Written instruction:
Identify the lines that contain the word "Medio" and copy each one.

Dataset extract:
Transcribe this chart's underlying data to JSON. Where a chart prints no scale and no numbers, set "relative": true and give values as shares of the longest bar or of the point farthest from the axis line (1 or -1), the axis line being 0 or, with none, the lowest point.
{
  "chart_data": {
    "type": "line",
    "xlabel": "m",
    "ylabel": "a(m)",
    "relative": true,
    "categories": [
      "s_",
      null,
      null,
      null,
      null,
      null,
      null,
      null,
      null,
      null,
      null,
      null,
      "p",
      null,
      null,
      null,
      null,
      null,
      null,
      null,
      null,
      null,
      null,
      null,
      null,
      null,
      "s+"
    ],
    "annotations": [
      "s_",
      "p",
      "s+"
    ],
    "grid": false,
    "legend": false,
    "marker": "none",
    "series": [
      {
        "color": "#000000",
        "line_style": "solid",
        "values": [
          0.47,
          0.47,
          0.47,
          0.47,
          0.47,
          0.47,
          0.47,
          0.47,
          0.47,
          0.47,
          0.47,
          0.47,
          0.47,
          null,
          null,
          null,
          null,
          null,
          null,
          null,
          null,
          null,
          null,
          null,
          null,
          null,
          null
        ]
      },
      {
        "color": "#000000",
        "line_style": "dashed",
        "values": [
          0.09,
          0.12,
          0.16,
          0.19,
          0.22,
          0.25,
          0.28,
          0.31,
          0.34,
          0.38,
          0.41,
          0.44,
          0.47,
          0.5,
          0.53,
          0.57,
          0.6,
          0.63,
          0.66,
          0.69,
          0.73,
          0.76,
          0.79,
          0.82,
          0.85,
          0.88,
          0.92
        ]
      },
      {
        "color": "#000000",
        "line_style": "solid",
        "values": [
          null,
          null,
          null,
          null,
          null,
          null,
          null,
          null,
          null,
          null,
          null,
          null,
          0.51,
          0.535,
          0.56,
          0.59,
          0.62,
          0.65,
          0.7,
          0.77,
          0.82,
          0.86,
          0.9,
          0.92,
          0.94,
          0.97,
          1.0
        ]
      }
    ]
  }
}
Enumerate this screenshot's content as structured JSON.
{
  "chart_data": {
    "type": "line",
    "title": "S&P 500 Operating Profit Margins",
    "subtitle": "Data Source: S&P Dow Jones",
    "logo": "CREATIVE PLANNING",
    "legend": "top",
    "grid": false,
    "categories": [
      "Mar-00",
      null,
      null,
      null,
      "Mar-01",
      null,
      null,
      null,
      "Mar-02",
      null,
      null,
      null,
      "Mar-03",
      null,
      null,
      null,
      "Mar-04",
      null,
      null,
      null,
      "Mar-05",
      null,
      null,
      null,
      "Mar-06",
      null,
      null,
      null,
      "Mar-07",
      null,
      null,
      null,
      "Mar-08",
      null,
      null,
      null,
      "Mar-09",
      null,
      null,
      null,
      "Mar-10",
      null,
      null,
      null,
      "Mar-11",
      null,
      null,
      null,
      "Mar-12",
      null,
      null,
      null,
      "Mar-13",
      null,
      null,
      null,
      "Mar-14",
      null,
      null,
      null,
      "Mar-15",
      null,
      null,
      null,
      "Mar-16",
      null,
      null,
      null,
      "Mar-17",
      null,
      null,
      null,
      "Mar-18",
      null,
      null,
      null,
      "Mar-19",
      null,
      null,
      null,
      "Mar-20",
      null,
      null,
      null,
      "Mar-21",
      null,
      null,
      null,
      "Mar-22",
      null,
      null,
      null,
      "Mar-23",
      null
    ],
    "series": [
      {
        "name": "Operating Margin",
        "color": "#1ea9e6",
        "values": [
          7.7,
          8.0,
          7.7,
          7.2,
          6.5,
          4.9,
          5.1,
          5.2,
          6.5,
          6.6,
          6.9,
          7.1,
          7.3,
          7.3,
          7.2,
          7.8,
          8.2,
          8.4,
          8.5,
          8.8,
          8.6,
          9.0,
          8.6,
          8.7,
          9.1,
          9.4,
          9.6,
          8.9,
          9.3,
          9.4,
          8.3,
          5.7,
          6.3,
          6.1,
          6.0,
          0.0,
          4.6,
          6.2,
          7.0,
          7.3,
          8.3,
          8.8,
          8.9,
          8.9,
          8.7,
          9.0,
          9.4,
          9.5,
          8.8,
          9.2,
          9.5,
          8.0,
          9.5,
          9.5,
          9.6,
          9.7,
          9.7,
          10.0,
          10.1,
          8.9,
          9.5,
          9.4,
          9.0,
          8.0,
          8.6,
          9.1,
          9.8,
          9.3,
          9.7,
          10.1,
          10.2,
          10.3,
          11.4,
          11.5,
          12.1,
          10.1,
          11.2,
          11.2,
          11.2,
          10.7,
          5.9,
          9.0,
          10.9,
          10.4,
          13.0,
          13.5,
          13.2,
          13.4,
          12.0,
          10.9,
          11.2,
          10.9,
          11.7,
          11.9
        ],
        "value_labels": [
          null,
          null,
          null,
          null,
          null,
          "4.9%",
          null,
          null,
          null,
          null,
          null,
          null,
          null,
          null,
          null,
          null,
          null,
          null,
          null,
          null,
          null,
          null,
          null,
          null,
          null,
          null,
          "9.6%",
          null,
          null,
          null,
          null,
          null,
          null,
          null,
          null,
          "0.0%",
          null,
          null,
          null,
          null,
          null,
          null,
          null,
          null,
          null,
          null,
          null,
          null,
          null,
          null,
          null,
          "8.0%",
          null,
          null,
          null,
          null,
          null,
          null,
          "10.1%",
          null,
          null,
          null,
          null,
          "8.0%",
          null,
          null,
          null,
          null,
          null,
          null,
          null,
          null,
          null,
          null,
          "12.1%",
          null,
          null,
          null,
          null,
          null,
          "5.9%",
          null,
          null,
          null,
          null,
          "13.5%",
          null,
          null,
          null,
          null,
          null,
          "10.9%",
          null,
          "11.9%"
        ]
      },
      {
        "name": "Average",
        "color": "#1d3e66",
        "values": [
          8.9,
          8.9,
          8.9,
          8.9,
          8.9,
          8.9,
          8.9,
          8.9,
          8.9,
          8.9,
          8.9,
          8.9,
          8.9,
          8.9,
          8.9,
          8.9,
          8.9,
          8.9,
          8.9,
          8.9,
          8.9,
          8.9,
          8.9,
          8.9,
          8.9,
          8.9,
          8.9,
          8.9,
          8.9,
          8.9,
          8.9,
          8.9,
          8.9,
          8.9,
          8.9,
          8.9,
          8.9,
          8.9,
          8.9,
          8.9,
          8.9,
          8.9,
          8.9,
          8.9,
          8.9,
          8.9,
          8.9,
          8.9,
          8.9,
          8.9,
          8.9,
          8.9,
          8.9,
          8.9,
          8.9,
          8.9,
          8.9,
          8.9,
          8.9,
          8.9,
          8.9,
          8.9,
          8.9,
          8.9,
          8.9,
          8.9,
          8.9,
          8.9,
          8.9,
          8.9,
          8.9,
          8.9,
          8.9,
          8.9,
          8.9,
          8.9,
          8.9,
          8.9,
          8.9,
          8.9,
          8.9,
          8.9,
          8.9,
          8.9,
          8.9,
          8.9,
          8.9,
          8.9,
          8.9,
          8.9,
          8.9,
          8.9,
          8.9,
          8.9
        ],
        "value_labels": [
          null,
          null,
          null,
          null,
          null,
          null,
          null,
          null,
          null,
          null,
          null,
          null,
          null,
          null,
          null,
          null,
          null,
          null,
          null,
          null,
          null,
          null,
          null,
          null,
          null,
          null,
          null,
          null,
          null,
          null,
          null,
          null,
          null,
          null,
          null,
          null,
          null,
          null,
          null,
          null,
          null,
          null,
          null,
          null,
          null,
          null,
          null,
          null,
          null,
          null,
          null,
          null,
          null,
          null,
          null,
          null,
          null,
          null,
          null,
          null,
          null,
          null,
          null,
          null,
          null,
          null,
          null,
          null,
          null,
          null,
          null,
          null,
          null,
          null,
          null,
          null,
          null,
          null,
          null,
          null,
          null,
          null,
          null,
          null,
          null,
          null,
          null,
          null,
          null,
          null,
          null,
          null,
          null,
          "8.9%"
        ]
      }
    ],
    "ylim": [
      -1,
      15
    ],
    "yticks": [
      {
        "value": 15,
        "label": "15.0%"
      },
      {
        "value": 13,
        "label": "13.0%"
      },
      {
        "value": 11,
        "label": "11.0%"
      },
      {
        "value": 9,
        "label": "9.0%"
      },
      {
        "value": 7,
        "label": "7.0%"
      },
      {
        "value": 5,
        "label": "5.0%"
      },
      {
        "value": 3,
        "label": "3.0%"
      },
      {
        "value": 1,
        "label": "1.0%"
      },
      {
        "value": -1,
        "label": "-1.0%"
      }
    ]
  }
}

* * *

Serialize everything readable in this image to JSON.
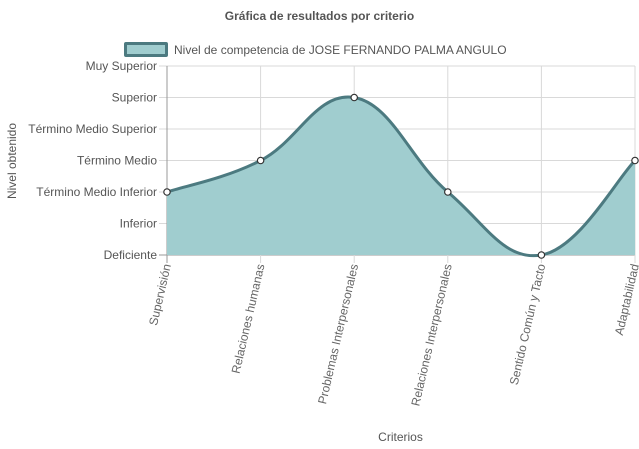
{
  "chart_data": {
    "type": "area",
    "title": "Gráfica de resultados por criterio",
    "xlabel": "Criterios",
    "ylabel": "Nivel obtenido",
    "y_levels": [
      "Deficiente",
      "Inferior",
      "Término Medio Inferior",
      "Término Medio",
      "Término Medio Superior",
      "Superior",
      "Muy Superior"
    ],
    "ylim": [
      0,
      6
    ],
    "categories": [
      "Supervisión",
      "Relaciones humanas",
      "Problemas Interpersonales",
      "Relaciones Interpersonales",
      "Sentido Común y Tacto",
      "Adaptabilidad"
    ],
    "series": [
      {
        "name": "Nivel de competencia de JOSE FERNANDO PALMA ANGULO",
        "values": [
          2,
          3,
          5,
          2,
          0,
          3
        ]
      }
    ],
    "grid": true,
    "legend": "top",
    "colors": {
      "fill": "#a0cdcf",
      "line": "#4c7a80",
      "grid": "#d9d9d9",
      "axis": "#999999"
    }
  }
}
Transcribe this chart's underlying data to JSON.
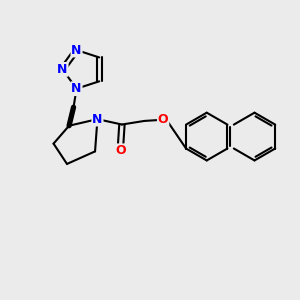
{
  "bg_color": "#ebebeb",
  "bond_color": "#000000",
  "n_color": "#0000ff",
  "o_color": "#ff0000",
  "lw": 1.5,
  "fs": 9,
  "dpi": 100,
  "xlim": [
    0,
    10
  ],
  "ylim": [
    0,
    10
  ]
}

Expected answer:
      "Término Medio Inferior",
      "Término Medio",
      "Término Medio Superior",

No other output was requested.